▶ [RECORDS FOR PROCESSING]
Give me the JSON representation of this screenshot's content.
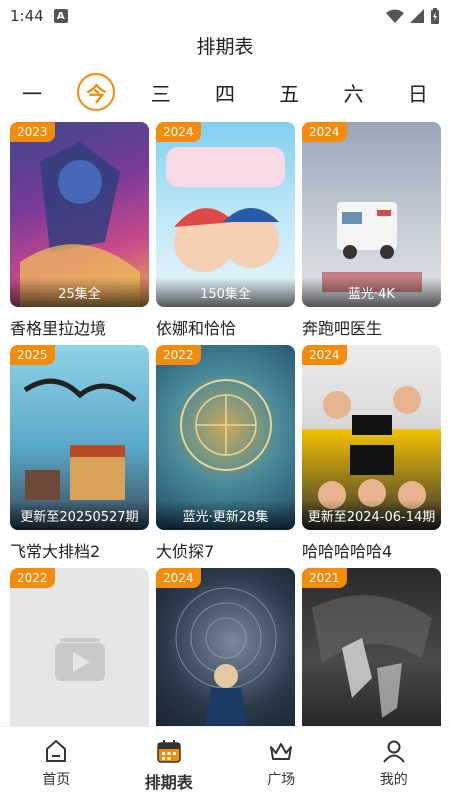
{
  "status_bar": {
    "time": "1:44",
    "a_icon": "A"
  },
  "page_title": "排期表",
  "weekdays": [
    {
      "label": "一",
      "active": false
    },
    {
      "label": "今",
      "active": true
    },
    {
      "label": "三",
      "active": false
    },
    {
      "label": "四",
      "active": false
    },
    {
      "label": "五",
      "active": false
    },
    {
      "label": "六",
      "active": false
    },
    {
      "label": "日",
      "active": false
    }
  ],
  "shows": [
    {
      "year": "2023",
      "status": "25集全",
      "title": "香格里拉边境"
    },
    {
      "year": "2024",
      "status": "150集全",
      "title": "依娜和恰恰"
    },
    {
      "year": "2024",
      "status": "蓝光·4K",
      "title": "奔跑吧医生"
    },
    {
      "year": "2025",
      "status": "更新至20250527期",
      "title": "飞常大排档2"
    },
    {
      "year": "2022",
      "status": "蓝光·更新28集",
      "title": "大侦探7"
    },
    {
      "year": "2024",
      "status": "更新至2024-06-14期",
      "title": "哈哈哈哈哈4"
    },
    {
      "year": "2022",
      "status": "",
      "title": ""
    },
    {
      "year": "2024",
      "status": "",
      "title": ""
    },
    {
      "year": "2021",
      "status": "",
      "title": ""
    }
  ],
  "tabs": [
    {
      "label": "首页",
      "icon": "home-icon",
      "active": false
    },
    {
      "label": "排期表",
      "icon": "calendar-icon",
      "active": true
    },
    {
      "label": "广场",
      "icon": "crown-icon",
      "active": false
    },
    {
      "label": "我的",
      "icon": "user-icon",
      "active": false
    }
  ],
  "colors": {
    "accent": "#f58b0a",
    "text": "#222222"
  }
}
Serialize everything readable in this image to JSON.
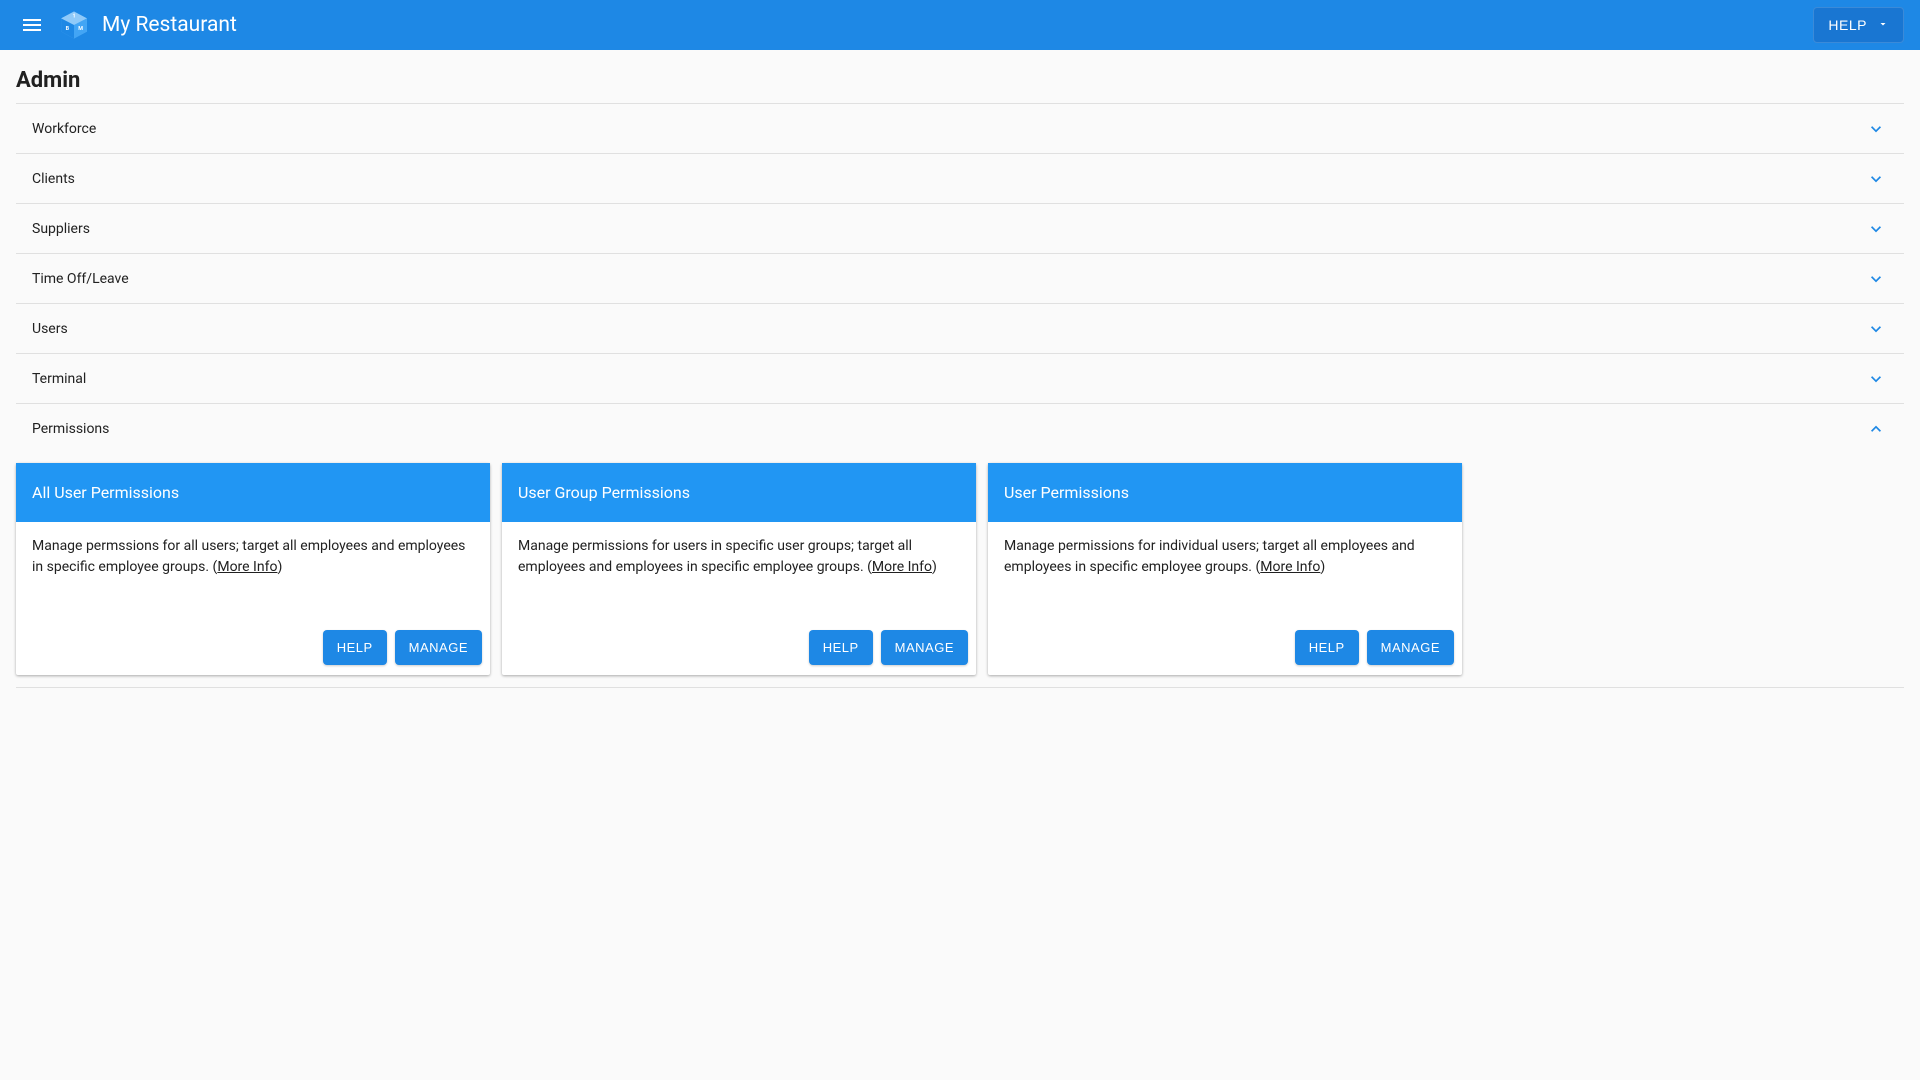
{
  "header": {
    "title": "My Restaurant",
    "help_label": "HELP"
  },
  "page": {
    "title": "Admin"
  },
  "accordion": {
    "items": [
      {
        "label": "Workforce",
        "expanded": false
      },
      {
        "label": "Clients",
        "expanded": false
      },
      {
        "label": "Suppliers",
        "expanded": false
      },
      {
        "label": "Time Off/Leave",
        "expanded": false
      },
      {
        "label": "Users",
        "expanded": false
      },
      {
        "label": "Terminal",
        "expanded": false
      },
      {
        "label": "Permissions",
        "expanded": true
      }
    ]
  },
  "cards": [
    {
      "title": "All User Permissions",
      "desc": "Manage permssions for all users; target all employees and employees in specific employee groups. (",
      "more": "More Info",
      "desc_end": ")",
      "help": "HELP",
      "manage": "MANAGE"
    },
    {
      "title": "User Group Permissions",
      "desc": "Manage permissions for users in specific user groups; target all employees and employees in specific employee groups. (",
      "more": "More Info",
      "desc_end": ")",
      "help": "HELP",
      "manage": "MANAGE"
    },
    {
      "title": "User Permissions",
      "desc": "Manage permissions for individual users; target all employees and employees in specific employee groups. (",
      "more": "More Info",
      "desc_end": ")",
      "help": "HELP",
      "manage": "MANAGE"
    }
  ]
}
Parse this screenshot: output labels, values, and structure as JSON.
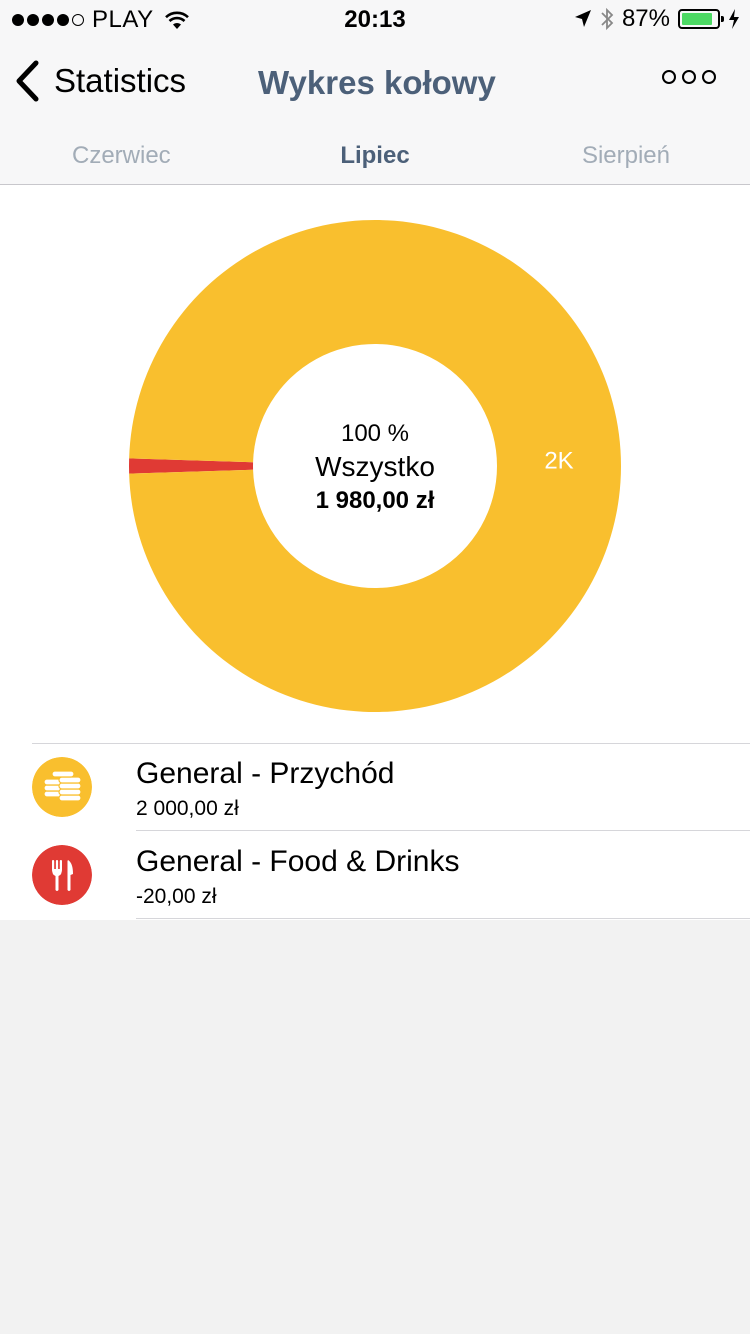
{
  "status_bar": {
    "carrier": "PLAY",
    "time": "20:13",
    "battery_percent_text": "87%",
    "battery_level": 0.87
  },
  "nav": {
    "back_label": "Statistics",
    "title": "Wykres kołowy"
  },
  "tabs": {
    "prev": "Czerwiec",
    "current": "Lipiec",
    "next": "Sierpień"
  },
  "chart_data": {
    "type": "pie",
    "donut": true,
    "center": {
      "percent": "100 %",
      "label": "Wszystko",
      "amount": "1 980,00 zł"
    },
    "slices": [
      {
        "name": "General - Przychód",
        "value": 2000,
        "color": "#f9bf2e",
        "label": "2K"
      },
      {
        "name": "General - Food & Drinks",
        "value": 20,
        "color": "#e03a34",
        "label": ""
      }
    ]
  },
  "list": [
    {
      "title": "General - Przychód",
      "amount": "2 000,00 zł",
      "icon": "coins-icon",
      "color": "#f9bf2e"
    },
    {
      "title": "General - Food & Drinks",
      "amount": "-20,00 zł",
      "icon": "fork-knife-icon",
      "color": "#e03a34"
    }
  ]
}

▶ [PROMPT]
Write out every line of the data that holds the word "target".

▶ [EXERCISE ANSWER]
      "desc": "Manage permssions for all users; target all employees and employees in specific employee groups. (",
      "desc": "Manage permissions for users in specific user groups; target all employees and employees in specific employee groups. (",
      "desc": "Manage permissions for individual users; target all employees and employees in specific employee groups. (",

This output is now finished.